Please write out the material that follows, exactly as it stands.

-- Data rows start --

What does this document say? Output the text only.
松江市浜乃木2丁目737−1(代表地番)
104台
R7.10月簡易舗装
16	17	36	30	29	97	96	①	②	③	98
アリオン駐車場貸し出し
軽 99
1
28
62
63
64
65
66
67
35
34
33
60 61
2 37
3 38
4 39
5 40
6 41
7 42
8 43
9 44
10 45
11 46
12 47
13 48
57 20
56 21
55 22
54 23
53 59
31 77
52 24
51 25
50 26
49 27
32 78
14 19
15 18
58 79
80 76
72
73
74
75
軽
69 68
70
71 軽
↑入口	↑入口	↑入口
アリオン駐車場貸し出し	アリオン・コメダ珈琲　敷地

-- Data rows end --

• Correct response:
What does this document say? Output the text only.
松江市浜乃木2丁目737−1(代表地番)
104台
R7.10月簡易舗装
16	17	36	30	29	97	96	①	②	③	98
アリオン駐車場貸し出し
軽 99
1
28
62
63
64
65
66
67
35
34
33
60 61
2 37
3 38
4 39
5 40
6 41
7 42
8 43
9 44
10 45
11 46
12 47
13 48
57 20
56 21
55 22
54 23
53 59
31 77
52 24
51 25
50 26
49 27
32 78
14 19
15 18
58 79
80 76
72
73
74
75
軽
69 68
70
71 軽
↑入口	↑入口	↑入口
アリオン駐車場貸し出し	アリオン・コメダ珈琲　敷地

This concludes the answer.